*Listed records:*
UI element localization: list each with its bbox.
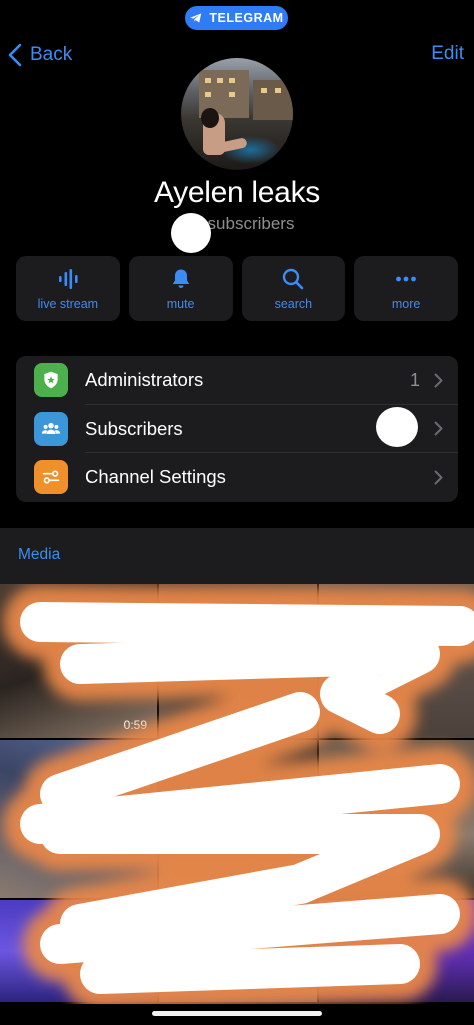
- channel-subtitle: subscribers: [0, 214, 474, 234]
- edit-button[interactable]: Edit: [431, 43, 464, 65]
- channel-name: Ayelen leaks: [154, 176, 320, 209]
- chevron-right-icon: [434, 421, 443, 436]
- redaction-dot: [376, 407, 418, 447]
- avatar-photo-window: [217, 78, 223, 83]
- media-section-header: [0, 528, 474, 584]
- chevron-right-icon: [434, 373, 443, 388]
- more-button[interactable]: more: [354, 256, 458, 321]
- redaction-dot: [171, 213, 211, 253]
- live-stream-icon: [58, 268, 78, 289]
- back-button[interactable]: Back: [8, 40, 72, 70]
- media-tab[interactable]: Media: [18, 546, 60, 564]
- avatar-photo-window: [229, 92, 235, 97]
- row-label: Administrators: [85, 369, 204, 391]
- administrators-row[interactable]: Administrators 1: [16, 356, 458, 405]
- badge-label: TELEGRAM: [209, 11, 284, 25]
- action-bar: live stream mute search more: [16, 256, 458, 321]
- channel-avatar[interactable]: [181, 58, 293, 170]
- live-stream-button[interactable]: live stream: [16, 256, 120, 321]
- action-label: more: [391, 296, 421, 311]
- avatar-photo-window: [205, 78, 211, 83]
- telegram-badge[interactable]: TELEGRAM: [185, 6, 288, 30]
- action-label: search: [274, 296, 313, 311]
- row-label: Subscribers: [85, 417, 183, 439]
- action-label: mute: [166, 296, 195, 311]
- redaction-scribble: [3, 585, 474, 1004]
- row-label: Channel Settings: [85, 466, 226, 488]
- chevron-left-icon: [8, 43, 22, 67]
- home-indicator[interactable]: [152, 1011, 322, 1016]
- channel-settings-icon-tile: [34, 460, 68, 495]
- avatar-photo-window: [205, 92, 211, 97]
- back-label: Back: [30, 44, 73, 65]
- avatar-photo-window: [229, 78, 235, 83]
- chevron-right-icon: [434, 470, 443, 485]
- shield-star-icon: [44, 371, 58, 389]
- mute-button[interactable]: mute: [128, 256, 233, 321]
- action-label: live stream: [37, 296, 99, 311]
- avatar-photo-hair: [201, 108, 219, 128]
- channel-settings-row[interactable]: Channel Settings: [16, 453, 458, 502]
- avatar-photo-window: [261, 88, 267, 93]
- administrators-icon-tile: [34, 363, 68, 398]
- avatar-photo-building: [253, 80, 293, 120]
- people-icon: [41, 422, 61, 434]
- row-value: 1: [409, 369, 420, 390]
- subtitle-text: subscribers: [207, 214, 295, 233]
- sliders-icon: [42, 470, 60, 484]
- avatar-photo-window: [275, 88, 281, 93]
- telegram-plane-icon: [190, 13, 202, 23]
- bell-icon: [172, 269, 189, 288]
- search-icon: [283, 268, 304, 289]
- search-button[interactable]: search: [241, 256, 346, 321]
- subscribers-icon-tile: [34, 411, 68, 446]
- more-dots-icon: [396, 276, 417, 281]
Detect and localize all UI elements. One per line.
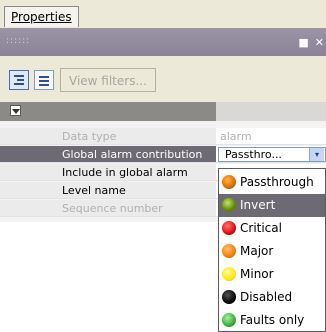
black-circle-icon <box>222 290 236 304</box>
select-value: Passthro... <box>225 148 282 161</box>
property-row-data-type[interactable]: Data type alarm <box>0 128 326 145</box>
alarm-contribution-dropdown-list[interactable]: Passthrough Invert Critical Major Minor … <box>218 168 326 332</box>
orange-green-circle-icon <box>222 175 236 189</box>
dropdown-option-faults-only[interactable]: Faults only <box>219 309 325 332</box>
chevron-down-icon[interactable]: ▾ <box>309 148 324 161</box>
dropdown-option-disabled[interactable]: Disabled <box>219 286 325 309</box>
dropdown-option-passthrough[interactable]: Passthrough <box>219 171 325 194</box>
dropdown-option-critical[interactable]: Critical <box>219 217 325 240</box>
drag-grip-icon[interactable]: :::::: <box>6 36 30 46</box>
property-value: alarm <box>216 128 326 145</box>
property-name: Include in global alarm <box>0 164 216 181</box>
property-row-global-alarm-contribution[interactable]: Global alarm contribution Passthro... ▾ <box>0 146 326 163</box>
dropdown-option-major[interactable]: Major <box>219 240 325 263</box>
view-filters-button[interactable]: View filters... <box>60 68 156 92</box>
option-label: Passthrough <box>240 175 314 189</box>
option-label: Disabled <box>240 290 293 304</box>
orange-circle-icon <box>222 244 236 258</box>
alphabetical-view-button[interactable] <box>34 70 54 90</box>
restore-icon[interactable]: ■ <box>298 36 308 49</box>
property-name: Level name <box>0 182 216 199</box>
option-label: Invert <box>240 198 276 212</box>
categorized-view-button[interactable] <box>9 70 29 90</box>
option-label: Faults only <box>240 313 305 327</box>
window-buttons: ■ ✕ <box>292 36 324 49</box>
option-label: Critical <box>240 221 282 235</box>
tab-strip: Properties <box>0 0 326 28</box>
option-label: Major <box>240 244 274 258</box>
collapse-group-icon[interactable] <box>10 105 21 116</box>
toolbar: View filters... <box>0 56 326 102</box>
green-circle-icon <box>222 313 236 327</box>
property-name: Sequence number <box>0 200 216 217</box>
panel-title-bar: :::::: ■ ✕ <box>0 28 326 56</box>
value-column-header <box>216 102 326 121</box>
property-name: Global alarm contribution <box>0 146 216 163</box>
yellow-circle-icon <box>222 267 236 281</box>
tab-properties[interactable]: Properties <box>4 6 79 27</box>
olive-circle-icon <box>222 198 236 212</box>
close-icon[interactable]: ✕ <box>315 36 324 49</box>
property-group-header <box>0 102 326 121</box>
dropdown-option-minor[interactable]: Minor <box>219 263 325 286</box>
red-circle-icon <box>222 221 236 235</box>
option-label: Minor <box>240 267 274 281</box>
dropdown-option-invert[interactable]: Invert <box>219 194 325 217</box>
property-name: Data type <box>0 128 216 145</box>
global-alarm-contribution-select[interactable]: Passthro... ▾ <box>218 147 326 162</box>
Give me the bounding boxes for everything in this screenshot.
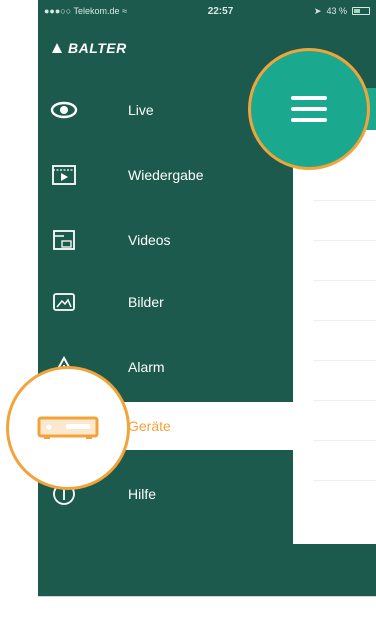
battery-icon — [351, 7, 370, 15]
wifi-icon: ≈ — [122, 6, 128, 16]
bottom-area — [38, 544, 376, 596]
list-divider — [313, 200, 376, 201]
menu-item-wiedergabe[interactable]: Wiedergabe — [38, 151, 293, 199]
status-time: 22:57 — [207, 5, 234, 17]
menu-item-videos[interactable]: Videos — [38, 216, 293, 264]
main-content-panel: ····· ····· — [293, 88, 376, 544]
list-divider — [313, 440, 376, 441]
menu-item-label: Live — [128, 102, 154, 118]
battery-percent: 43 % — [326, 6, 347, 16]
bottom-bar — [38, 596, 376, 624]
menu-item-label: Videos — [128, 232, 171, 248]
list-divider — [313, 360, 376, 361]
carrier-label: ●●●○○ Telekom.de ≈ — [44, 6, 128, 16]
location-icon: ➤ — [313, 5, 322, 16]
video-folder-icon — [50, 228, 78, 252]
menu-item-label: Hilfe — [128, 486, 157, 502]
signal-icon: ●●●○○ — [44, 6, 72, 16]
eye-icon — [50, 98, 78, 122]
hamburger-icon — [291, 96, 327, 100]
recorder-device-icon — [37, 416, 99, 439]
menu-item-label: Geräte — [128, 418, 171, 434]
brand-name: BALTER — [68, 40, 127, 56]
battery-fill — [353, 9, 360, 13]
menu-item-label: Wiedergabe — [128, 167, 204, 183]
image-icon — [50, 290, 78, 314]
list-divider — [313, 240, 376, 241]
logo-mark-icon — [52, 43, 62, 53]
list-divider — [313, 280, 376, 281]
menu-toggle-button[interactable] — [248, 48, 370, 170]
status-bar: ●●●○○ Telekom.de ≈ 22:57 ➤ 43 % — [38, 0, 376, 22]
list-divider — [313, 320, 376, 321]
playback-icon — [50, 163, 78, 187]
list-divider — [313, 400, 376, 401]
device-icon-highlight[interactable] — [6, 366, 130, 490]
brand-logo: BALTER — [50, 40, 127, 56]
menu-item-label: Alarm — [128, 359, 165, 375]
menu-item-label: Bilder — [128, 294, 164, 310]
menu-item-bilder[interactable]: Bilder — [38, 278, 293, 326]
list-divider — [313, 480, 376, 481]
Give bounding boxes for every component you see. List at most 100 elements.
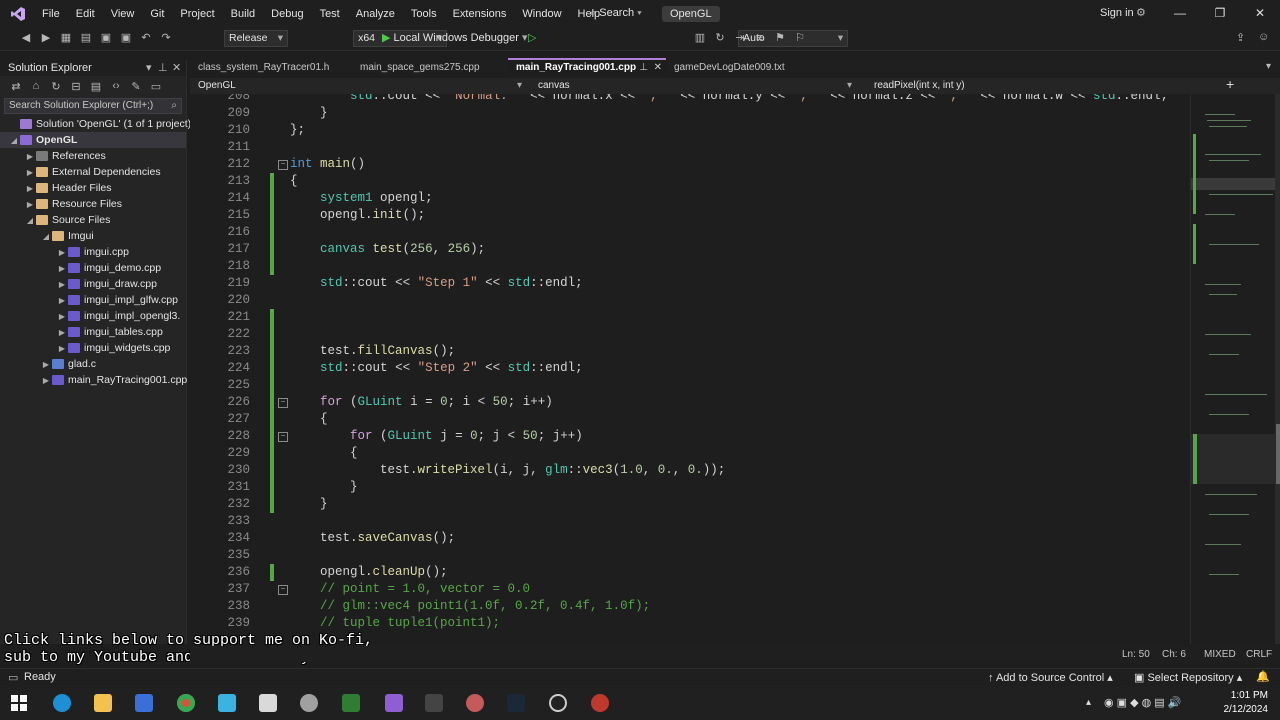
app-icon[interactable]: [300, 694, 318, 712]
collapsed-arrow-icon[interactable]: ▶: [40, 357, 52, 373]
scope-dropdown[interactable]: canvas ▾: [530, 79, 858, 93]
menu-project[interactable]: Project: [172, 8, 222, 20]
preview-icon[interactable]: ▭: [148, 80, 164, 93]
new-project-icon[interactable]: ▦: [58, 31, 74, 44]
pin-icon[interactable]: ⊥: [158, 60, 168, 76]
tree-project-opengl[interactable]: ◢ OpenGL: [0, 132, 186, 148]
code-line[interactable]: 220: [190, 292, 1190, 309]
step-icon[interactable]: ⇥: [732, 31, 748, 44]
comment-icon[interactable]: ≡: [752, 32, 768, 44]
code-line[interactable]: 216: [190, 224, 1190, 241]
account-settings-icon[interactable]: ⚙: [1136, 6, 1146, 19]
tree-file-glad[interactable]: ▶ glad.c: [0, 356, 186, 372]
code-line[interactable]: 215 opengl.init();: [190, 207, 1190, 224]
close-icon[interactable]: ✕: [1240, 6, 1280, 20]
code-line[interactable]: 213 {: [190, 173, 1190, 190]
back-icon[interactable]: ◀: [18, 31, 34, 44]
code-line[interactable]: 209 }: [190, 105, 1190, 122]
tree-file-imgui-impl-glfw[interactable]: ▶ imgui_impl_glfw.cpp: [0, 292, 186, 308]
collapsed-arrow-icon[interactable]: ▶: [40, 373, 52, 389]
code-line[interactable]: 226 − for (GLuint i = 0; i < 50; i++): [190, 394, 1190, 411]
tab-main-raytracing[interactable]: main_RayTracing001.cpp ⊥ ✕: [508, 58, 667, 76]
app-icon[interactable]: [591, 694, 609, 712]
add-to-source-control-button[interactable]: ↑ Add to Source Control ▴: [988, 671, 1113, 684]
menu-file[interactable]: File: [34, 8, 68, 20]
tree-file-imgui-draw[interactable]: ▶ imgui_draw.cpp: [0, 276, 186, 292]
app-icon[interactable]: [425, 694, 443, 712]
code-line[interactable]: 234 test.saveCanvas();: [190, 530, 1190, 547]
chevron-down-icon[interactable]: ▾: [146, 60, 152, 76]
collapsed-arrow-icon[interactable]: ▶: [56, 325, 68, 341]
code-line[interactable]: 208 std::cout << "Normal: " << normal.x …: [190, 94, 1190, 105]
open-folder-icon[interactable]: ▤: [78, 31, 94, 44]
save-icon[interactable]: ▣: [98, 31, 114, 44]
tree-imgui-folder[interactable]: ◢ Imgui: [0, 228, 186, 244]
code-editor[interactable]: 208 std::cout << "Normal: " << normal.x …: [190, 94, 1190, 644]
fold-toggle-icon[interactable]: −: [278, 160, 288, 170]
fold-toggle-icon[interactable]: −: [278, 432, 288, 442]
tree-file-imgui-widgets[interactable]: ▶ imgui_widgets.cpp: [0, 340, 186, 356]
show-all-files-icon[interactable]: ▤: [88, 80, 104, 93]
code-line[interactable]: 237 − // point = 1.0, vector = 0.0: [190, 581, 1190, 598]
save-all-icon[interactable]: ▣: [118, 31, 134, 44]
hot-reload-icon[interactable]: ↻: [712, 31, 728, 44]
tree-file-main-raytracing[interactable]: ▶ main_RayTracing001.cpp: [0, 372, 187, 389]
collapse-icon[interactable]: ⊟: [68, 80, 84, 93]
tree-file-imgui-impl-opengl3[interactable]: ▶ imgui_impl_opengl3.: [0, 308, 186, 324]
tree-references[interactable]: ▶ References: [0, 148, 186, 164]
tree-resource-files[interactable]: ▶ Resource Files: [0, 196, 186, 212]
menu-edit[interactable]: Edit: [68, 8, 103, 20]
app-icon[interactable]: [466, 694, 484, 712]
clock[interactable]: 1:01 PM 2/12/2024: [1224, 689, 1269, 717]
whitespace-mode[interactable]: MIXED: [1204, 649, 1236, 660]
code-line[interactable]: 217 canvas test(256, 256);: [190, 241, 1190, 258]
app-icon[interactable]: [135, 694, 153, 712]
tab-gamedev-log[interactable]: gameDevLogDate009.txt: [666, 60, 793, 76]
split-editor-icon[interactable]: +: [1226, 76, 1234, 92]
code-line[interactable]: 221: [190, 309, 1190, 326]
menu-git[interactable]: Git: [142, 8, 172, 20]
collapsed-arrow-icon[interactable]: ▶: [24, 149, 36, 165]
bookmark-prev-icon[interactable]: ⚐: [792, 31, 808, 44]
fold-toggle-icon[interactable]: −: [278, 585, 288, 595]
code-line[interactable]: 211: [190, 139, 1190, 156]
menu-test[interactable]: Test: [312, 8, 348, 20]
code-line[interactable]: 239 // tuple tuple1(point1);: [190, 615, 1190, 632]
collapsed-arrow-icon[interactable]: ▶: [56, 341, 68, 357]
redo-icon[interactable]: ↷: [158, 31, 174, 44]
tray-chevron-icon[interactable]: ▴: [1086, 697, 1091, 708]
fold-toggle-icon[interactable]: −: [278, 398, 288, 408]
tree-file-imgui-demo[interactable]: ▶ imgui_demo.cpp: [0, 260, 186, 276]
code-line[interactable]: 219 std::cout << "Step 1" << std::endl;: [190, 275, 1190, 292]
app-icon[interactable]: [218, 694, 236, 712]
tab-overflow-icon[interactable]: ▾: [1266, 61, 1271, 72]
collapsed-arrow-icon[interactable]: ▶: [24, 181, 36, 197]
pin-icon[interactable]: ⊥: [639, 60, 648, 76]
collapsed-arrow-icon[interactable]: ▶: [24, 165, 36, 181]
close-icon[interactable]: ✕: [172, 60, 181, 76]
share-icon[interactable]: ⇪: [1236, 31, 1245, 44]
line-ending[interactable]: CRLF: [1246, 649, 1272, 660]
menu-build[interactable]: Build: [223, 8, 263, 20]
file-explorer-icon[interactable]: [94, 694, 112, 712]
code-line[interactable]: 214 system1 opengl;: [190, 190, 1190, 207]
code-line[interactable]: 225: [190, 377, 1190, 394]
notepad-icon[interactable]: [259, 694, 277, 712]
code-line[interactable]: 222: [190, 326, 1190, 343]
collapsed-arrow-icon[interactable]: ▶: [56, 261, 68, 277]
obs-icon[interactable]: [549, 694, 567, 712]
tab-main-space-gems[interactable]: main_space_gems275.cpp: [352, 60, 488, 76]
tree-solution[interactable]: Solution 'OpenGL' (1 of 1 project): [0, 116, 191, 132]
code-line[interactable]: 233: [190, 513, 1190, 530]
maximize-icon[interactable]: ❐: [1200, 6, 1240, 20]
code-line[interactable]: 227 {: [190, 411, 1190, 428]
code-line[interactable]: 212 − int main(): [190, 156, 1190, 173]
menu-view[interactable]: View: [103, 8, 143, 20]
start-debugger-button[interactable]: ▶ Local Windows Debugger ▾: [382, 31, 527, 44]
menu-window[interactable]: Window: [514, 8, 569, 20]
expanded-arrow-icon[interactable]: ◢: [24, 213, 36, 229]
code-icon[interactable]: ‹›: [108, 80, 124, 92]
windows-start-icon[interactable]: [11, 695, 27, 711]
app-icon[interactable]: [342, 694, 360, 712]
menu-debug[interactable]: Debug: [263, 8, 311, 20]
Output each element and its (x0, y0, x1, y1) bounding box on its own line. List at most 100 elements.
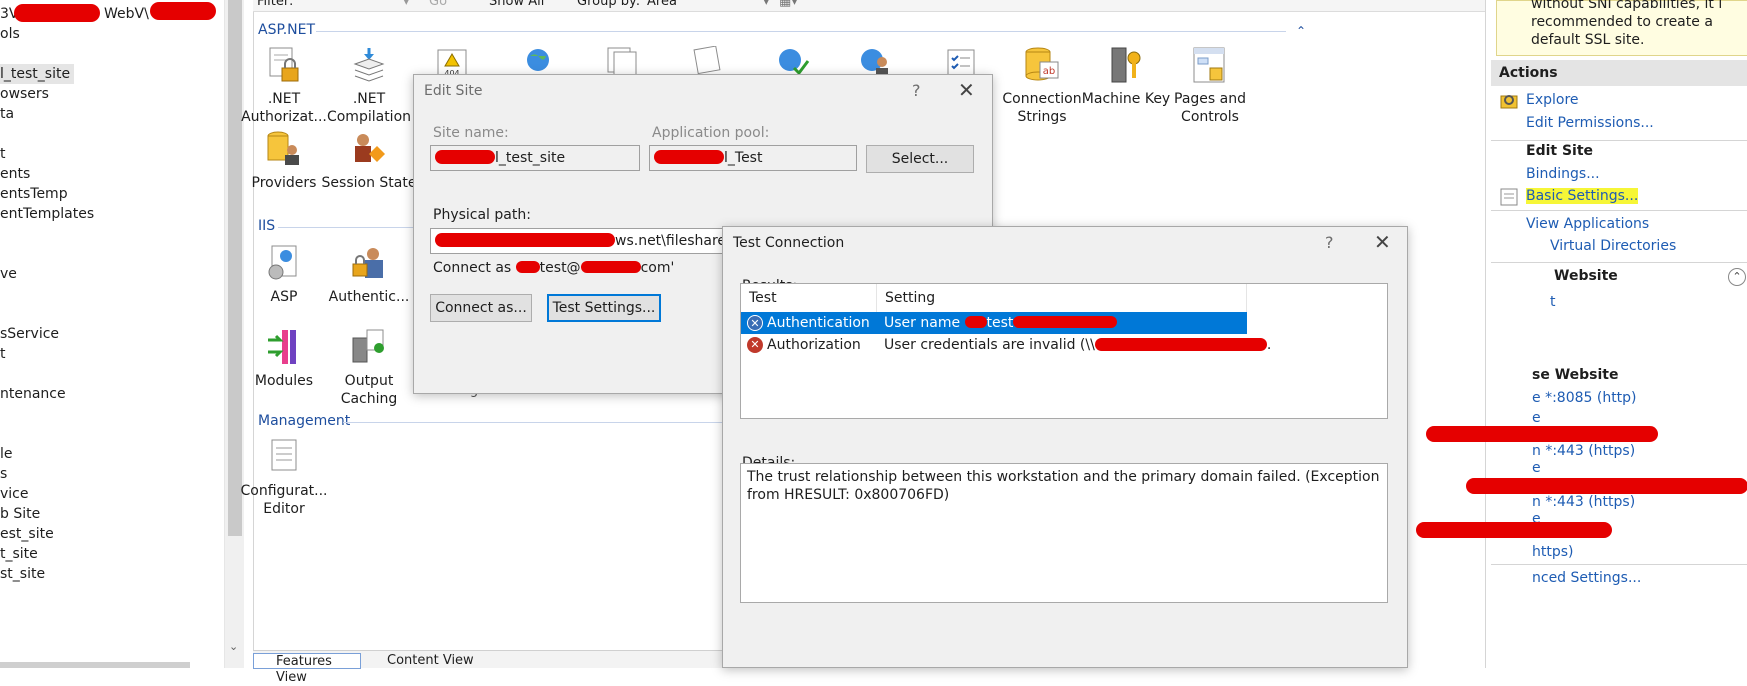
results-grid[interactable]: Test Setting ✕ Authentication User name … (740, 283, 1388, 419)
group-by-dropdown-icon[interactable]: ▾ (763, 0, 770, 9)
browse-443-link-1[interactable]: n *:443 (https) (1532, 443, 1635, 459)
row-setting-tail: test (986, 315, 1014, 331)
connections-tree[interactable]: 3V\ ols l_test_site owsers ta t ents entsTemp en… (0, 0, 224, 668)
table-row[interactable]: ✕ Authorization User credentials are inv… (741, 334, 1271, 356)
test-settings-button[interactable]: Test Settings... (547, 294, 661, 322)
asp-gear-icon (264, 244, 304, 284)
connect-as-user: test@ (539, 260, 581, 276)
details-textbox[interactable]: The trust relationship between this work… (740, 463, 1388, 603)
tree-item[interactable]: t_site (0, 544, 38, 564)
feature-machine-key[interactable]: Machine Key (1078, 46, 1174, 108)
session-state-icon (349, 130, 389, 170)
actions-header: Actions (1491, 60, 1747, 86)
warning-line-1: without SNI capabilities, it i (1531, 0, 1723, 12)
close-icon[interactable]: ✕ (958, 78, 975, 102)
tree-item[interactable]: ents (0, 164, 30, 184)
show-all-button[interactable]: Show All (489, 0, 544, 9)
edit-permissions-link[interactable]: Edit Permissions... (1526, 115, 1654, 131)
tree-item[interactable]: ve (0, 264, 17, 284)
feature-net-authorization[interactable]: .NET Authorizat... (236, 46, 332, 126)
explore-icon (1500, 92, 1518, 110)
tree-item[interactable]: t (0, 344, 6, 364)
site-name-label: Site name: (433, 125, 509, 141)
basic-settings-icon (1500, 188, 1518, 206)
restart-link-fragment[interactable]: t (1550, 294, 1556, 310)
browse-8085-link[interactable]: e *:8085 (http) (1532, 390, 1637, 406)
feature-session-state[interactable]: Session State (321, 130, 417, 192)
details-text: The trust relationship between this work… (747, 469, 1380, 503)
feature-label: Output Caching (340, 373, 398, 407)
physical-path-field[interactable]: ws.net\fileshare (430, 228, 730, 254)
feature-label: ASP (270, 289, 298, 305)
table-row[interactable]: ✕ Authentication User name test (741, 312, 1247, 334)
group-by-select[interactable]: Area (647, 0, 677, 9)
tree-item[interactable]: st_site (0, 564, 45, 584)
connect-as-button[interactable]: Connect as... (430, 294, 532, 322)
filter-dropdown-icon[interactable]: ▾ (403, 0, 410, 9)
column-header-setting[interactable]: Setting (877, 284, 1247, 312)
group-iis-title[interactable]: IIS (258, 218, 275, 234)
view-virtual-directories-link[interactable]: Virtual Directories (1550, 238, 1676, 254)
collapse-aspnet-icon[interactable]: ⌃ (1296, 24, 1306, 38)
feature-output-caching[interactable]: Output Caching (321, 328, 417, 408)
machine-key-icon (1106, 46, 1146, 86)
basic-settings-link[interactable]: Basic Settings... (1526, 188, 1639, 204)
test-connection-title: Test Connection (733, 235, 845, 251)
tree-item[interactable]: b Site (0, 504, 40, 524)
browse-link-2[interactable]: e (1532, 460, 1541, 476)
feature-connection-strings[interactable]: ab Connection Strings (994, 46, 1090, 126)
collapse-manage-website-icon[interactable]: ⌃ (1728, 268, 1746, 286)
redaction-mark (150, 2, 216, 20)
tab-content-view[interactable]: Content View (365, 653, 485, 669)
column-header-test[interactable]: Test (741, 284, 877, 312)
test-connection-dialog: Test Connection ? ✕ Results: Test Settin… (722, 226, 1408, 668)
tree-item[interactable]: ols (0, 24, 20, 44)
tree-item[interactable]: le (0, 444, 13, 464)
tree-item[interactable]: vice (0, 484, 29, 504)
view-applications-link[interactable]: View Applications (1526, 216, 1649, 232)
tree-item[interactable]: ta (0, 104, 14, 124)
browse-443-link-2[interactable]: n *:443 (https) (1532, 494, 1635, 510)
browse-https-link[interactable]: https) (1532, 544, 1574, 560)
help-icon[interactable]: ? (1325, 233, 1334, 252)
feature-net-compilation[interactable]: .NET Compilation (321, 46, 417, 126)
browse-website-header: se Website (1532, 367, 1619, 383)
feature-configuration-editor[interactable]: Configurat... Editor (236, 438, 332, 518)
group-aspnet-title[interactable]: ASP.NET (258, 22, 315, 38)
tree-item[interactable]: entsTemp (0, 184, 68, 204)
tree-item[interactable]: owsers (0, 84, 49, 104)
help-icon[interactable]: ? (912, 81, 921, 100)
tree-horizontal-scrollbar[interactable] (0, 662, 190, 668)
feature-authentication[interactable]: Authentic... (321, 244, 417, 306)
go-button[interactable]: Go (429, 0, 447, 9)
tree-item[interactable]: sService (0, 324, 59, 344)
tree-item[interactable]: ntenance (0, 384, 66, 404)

*The problem:*
How many lines of the data above contain the string "Videos"? Reply with the number only.

*The solution:*
2